====== Extracted material

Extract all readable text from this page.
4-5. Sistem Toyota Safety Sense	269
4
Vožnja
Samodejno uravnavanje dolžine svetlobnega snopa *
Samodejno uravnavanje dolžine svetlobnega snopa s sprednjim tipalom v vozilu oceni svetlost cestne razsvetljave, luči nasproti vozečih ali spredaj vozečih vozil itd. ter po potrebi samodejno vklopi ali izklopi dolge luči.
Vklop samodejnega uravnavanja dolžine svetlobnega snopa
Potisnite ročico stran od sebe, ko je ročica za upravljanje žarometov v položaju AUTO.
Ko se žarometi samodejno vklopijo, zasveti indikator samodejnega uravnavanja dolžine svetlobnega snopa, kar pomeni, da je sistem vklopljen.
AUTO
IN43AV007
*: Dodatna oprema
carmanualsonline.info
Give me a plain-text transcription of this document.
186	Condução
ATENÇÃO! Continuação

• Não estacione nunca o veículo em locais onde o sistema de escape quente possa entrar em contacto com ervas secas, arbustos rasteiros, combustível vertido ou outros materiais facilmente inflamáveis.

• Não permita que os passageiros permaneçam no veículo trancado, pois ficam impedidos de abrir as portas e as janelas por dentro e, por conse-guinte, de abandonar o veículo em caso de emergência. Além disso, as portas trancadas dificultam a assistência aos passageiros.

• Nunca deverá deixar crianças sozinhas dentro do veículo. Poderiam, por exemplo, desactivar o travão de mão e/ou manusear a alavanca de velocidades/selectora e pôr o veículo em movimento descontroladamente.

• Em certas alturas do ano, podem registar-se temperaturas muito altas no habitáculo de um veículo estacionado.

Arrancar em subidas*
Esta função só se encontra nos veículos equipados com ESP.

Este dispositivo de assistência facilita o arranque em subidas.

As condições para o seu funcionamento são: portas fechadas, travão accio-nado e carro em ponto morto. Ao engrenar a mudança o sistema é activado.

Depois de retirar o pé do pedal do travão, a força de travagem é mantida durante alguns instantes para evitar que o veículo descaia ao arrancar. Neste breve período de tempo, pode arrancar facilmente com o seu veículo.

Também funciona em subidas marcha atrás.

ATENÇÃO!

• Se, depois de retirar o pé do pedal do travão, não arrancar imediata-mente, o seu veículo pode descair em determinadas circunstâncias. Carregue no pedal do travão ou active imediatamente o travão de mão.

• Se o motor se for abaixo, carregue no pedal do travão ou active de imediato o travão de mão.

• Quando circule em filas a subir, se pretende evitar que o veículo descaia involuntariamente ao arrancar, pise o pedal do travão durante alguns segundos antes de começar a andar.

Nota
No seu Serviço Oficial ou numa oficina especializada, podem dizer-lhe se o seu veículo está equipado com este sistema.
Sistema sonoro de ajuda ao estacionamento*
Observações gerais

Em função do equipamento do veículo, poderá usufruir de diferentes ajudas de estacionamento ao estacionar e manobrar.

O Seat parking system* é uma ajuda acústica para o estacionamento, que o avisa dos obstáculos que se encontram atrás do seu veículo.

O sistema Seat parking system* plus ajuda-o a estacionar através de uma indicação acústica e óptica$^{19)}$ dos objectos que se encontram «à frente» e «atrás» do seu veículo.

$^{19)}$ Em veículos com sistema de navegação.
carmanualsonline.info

============

Print all of the entries again, exactly as written.

## Exercise solution
Extract all readable text from this page.
4-5. Sistem Toyota Safety Sense	269
4
Vožnja
Samodejno uravnavanje dolžine svetlobnega snopa *
Samodejno uravnavanje dolžine svetlobnega snopa s sprednjim tipalom v vozilu oceni svetlost cestne razsvetljave, luči nasproti vozečih ali spredaj vozečih vozil itd. ter po potrebi samodejno vklopi ali izklopi dolge luči.
Vklop samodejnega uravnavanja dolžine svetlobnega snopa
Potisnite ročico stran od sebe, ko je ročica za upravljanje žarometov v položaju AUTO.
Ko se žarometi samodejno vklopijo, zasveti indikator samodejnega uravnavanja dolžine svetlobnega snopa, kar pomeni, da je sistem vklopljen.
AUTO
IN43AV007
*: Dodatna oprema
carmanualsonline.info
Give me a plain-text transcription of this document.
186	Condução
ATENÇÃO! Continuação

• Não estacione nunca o veículo em locais onde o sistema de escape quente possa entrar em contacto com ervas secas, arbustos rasteiros, combustível vertido ou outros materiais facilmente inflamáveis.

• Não permita que os passageiros permaneçam no veículo trancado, pois ficam impedidos de abrir as portas e as janelas por dentro e, por conse-guinte, de abandonar o veículo em caso de emergência. Além disso, as portas trancadas dificultam a assistência aos passageiros.

• Nunca deverá deixar crianças sozinhas dentro do veículo. Poderiam, por exemplo, desactivar o travão de mão e/ou manusear a alavanca de velocidades/selectora e pôr o veículo em movimento descontroladamente.

• Em certas alturas do ano, podem registar-se temperaturas muito altas no habitáculo de um veículo estacionado.

Arrancar em subidas*
Esta função só se encontra nos veículos equipados com ESP.

Este dispositivo de assistência facilita o arranque em subidas.

As condições para o seu funcionamento são: portas fechadas, travão accio-nado e carro em ponto morto. Ao engrenar a mudança o sistema é activado.

Depois de retirar o pé do pedal do travão, a força de travagem é mantida durante alguns instantes para evitar que o veículo descaia ao arrancar. Neste breve período de tempo, pode arrancar facilmente com o seu veículo.

Também funciona em subidas marcha atrás.

ATENÇÃO!

• Se, depois de retirar o pé do pedal do travão, não arrancar imediata-mente, o seu veículo pode descair em determinadas circunstâncias. Carregue no pedal do travão ou active imediatamente o travão de mão.

• Se o motor se for abaixo, carregue no pedal do travão ou active de imediato o travão de mão.

• Quando circule em filas a subir, se pretende evitar que o veículo descaia involuntariamente ao arrancar, pise o pedal do travão durante alguns segundos antes de começar a andar.

Nota
No seu Serviço Oficial ou numa oficina especializada, podem dizer-lhe se o seu veículo está equipado com este sistema.
Sistema sonoro de ajuda ao estacionamento*
Observações gerais

Em função do equipamento do veículo, poderá usufruir de diferentes ajudas de estacionamento ao estacionar e manobrar.

O Seat parking system* é uma ajuda acústica para o estacionamento, que o avisa dos obstáculos que se encontram atrás do seu veículo.

O sistema Seat parking system* plus ajuda-o a estacionar através de uma indicação acústica e óptica$^{19)}$ dos objectos que se encontram «à frente» e «atrás» do seu veículo.

$^{19)}$ Em veículos com sistema de navegação.
carmanualsonline.info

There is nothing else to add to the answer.